# PROMPT
Check each line of the listing below for the string "JSON", and copy the ones that have it.

# RECORDS TO PROCESS
-*-*-

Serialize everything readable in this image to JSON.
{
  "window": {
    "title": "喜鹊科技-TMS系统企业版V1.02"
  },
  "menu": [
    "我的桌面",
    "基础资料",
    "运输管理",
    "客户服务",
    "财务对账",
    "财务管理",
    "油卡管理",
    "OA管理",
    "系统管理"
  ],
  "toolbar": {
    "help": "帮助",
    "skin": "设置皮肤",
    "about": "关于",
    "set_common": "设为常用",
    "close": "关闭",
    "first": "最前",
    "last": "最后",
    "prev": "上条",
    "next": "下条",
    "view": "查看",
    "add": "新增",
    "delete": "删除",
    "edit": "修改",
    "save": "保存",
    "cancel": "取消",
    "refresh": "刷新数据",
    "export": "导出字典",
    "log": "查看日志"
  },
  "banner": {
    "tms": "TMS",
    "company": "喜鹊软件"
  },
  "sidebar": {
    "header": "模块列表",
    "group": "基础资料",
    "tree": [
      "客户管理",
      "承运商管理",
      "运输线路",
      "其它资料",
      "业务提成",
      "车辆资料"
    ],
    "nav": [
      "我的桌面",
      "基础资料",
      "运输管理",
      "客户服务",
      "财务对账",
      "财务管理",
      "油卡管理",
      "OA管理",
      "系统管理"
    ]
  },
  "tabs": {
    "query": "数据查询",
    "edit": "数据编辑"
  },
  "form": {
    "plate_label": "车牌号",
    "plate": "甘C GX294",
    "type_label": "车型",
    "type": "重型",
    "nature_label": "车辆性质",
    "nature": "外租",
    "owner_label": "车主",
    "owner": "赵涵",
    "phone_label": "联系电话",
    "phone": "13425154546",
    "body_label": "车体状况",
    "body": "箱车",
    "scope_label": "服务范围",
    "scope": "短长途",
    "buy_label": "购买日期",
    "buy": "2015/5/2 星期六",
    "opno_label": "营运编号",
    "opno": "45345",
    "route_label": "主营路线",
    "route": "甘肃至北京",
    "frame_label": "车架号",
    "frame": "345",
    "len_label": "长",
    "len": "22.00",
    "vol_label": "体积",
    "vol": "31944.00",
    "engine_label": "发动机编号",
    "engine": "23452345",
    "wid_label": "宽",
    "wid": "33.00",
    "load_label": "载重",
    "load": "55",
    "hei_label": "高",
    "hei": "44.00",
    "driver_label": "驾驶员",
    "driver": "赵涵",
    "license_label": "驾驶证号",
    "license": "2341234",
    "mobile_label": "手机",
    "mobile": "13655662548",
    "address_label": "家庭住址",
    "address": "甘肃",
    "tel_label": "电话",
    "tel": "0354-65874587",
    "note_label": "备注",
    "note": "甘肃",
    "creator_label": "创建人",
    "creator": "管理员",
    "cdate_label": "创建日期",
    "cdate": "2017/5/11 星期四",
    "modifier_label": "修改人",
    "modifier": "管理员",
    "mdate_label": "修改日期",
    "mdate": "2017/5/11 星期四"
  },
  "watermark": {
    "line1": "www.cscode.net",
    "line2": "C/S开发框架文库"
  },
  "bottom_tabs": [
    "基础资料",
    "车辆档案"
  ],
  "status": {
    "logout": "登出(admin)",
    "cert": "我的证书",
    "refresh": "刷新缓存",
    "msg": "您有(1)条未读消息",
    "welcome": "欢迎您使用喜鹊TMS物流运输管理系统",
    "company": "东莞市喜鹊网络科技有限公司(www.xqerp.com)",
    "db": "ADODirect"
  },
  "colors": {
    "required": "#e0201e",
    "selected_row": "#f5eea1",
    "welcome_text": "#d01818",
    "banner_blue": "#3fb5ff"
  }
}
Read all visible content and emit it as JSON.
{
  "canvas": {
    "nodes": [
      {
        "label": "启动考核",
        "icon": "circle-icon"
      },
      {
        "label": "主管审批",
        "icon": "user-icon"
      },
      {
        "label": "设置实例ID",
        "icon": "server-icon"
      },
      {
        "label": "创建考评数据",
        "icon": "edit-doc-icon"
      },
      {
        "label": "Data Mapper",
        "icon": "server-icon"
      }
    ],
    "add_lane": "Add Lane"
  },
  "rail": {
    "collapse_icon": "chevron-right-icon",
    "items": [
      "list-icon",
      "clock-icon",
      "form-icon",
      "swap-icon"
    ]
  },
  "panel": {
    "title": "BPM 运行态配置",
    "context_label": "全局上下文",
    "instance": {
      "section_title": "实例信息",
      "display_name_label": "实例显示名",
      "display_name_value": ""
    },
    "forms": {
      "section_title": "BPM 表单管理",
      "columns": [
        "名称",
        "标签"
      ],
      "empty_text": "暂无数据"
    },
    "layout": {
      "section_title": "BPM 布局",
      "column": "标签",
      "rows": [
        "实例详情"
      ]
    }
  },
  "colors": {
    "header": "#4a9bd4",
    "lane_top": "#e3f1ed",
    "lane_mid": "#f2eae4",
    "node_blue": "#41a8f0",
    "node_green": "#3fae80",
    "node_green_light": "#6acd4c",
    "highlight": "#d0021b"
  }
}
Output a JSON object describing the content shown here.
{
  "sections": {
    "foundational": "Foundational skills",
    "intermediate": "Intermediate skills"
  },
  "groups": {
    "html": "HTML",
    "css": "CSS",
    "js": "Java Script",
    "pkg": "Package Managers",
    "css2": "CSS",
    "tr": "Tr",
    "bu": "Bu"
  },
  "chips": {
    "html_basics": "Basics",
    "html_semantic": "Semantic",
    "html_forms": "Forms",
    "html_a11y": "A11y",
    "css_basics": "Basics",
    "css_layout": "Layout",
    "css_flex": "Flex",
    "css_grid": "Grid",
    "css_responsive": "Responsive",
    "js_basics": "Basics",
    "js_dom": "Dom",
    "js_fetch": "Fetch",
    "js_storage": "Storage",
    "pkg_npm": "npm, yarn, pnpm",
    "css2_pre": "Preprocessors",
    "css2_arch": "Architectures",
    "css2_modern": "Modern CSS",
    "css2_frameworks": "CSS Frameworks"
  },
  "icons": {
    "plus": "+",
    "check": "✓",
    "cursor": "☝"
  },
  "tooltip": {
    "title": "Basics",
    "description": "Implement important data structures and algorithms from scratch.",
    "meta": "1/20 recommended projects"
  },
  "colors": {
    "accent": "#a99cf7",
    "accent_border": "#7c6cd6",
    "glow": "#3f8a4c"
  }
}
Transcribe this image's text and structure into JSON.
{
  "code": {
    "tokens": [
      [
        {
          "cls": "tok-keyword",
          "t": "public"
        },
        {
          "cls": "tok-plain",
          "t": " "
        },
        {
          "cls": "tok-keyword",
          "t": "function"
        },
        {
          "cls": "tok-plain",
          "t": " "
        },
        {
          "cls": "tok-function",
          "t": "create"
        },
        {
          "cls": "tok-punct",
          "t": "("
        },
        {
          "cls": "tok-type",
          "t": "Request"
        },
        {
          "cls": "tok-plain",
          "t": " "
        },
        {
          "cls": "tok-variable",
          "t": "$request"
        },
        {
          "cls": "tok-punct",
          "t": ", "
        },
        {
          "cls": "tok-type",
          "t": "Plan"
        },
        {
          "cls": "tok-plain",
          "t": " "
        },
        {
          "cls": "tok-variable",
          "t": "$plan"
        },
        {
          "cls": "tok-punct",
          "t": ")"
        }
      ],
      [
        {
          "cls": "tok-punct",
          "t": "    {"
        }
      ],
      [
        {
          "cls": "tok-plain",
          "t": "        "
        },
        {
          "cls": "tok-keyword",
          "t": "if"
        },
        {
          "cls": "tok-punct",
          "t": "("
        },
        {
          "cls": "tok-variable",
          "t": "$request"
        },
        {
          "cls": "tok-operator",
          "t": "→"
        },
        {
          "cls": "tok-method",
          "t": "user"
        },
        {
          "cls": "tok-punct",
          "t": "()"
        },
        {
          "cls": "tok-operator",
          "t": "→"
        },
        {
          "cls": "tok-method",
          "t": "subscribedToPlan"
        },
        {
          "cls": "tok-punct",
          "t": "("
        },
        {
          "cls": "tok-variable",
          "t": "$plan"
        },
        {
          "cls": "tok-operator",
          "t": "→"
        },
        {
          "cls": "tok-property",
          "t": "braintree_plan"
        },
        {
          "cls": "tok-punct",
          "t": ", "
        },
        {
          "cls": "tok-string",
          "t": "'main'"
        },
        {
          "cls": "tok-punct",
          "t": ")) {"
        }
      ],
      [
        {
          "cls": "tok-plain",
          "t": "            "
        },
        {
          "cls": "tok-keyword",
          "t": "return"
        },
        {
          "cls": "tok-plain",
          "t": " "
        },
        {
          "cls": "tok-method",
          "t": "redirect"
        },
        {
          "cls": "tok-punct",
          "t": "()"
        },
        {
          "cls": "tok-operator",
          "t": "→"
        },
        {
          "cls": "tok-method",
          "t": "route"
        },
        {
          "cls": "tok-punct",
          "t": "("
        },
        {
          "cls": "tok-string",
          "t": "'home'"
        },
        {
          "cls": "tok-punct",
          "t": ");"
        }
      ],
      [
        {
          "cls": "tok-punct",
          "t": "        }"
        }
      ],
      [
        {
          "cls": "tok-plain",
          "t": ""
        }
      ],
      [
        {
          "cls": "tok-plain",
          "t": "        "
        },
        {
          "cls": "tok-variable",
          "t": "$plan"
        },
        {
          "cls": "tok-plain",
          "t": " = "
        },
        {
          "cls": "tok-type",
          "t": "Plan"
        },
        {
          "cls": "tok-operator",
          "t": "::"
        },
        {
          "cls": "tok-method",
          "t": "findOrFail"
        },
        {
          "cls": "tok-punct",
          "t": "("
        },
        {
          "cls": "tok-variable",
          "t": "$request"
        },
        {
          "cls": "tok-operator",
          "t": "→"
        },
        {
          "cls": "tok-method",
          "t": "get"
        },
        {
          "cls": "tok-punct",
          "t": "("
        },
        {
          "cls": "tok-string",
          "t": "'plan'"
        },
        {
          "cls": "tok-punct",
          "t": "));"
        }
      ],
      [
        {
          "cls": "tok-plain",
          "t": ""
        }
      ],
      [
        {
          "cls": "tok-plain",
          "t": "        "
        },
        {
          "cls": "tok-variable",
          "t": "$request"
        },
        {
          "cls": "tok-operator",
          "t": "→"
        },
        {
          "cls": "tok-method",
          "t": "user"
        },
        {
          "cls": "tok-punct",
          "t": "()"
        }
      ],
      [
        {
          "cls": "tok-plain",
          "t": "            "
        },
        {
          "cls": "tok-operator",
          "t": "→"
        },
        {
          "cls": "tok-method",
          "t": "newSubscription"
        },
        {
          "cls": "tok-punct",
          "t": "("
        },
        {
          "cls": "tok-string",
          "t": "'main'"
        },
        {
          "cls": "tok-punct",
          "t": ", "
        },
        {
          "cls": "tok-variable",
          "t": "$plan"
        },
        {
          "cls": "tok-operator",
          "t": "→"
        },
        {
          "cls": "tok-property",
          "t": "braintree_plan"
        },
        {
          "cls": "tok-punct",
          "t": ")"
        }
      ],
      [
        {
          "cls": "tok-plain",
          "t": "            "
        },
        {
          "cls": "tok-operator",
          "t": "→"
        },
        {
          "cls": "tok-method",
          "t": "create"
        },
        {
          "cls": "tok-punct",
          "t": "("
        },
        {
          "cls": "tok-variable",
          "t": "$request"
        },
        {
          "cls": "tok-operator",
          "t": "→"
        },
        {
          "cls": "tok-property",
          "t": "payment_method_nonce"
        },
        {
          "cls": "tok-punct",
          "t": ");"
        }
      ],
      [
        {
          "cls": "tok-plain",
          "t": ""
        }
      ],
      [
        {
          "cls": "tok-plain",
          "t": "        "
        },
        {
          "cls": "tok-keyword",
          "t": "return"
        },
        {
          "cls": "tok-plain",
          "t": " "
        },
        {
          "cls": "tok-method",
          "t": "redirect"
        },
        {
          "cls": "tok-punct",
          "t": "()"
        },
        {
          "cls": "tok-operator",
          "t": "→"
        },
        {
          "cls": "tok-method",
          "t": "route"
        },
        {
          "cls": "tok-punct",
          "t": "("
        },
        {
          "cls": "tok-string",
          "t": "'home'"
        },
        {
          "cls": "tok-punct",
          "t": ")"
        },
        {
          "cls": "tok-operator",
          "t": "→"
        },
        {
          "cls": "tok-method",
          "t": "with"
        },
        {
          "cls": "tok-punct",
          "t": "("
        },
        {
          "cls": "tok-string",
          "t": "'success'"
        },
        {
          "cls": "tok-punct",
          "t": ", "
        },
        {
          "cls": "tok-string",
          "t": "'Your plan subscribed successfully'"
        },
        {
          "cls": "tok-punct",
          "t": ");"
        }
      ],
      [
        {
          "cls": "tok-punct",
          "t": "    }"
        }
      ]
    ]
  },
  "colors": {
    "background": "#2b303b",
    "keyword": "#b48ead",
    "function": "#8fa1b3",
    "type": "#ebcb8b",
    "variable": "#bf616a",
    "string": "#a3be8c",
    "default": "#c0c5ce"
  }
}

-*-*-

# SOLUTION
Serialize everything readable in this image to JSON.
Read all visible content and emit it as JSON.
Output a JSON object describing the content shown here.
Transcribe this image's text and structure into JSON.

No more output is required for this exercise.